(Data listing)
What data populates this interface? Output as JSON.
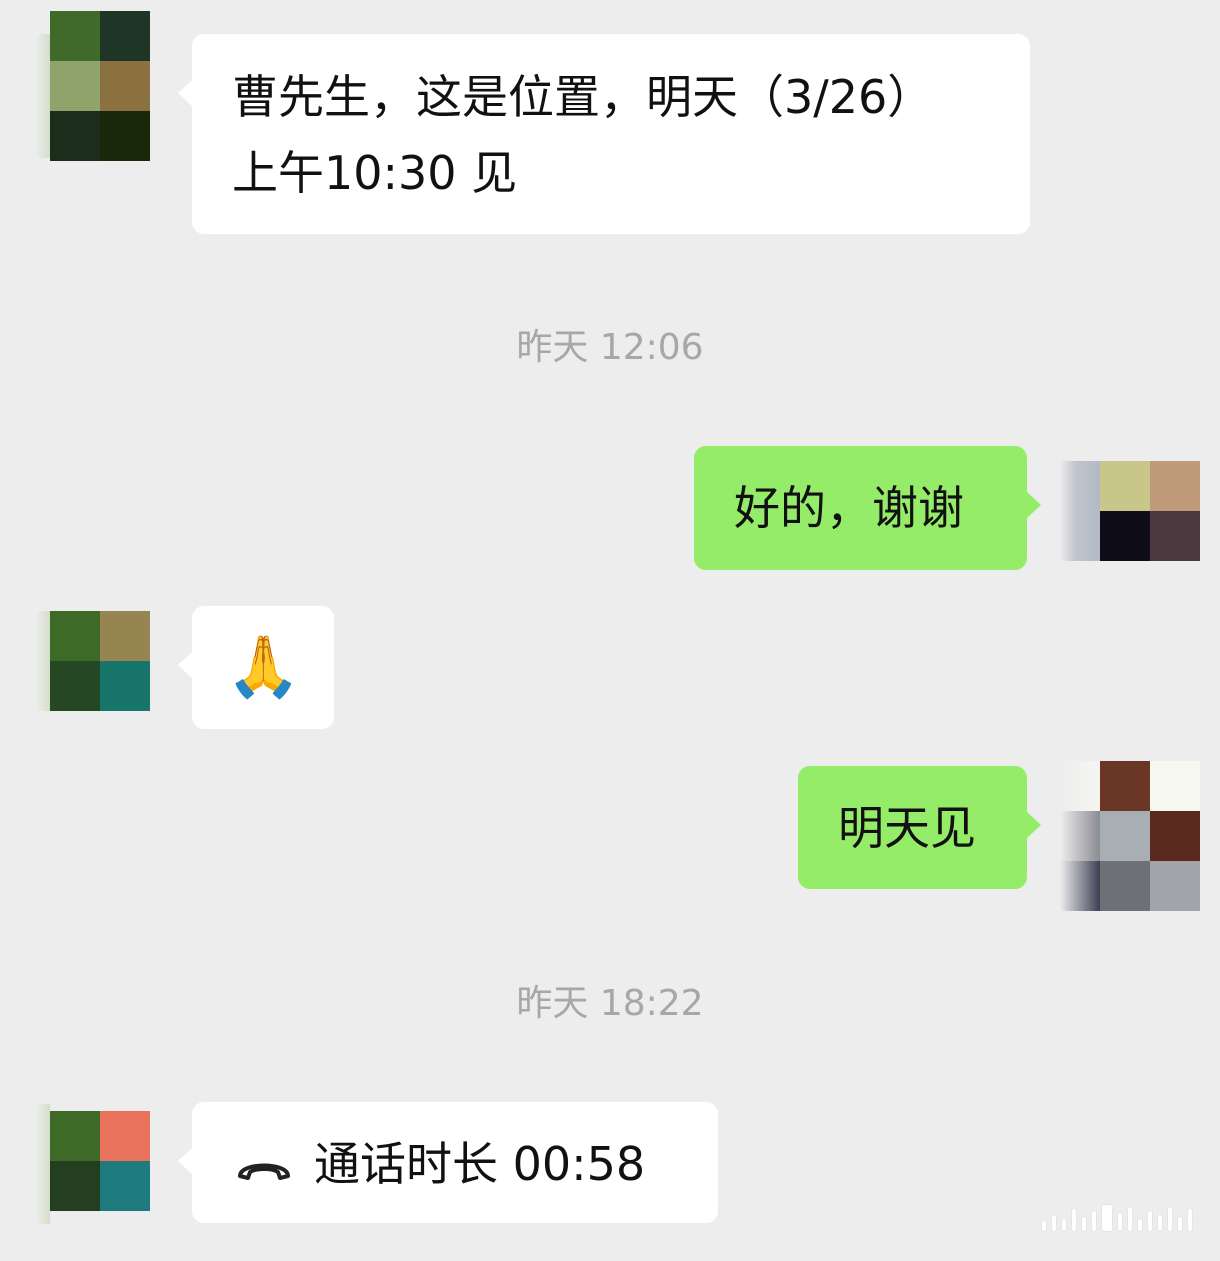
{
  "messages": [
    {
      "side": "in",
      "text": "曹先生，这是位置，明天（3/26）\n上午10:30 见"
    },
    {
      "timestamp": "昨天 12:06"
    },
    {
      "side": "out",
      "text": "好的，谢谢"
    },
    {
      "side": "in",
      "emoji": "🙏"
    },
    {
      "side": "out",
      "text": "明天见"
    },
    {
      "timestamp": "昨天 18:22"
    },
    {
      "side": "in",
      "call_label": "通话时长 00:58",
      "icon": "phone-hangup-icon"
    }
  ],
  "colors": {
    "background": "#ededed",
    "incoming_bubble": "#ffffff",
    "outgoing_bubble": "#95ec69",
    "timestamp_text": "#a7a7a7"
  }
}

> Written instruction
Nothing in the entries should change as you copy them, except that the pictures are left out.

> Solution for this exercise
What data populates this interface? Output as JSON.
{
  "messages": [
    {
      "side": "in",
      "text": "曹先生，这是位置，明天（3/26）\n上午10:30 见"
    },
    {
      "timestamp": "昨天 12:06"
    },
    {
      "side": "out",
      "text": "好的，谢谢"
    },
    {
      "side": "in",
      "emoji": "🙏"
    },
    {
      "side": "out",
      "text": "明天见"
    },
    {
      "timestamp": "昨天 18:22"
    },
    {
      "side": "in",
      "call_label": "通话时长 00:58",
      "icon": "phone-hangup-icon"
    }
  ],
  "colors": {
    "background": "#ededed",
    "incoming_bubble": "#ffffff",
    "outgoing_bubble": "#95ec69",
    "timestamp_text": "#a7a7a7"
  }
}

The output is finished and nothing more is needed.